WRITTEN EXERCISE
Check each line of the material below, and copy it if it holds the string "JSON".

STORED DATA

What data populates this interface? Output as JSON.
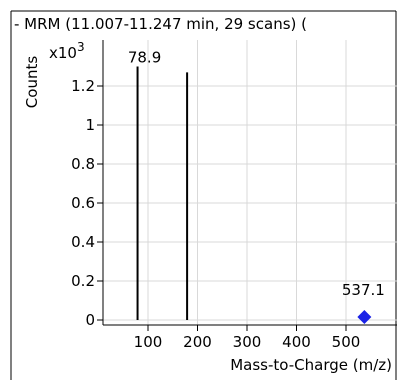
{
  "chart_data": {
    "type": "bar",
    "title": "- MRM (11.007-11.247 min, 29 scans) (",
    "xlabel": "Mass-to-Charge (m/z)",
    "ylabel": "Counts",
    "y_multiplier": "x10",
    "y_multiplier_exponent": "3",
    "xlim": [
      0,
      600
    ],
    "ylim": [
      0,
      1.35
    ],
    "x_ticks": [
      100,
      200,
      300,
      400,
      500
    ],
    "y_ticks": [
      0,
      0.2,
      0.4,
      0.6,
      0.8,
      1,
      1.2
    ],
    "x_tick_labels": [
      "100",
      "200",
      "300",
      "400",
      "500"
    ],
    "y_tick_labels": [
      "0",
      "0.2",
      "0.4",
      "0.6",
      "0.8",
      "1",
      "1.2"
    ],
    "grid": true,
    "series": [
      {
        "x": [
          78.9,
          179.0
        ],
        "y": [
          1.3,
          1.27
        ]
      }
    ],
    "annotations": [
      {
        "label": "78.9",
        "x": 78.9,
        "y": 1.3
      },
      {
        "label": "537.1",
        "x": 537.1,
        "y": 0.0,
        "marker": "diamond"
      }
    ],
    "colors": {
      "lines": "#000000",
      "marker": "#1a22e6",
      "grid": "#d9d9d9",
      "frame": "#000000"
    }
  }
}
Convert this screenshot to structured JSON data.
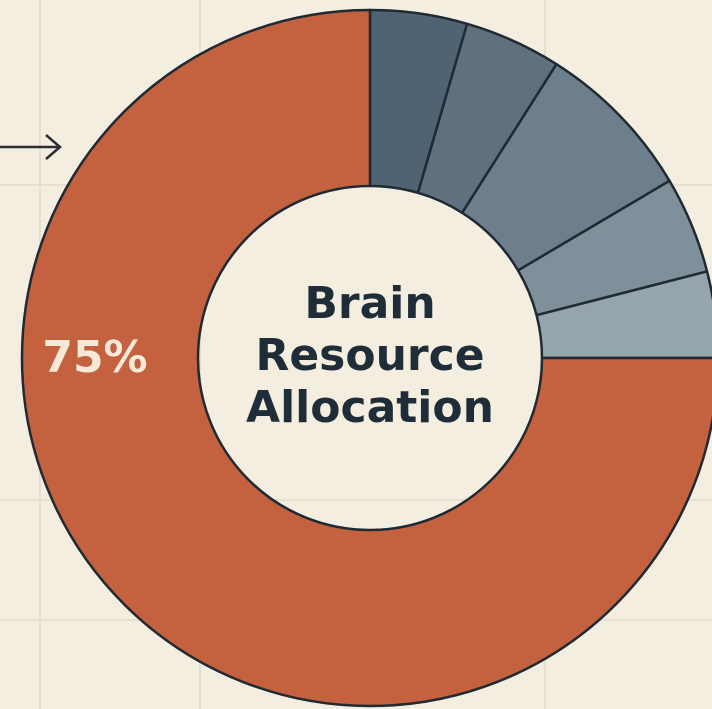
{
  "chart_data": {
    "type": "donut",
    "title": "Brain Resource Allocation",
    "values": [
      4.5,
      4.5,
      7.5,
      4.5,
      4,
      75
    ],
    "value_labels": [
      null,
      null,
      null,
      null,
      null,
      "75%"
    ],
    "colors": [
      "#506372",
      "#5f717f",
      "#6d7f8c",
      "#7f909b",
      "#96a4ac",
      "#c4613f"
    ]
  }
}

OUTPUT OF THE TASK
What data populates this interface? Output as JSON.
Convert this screenshot to structured JSON data.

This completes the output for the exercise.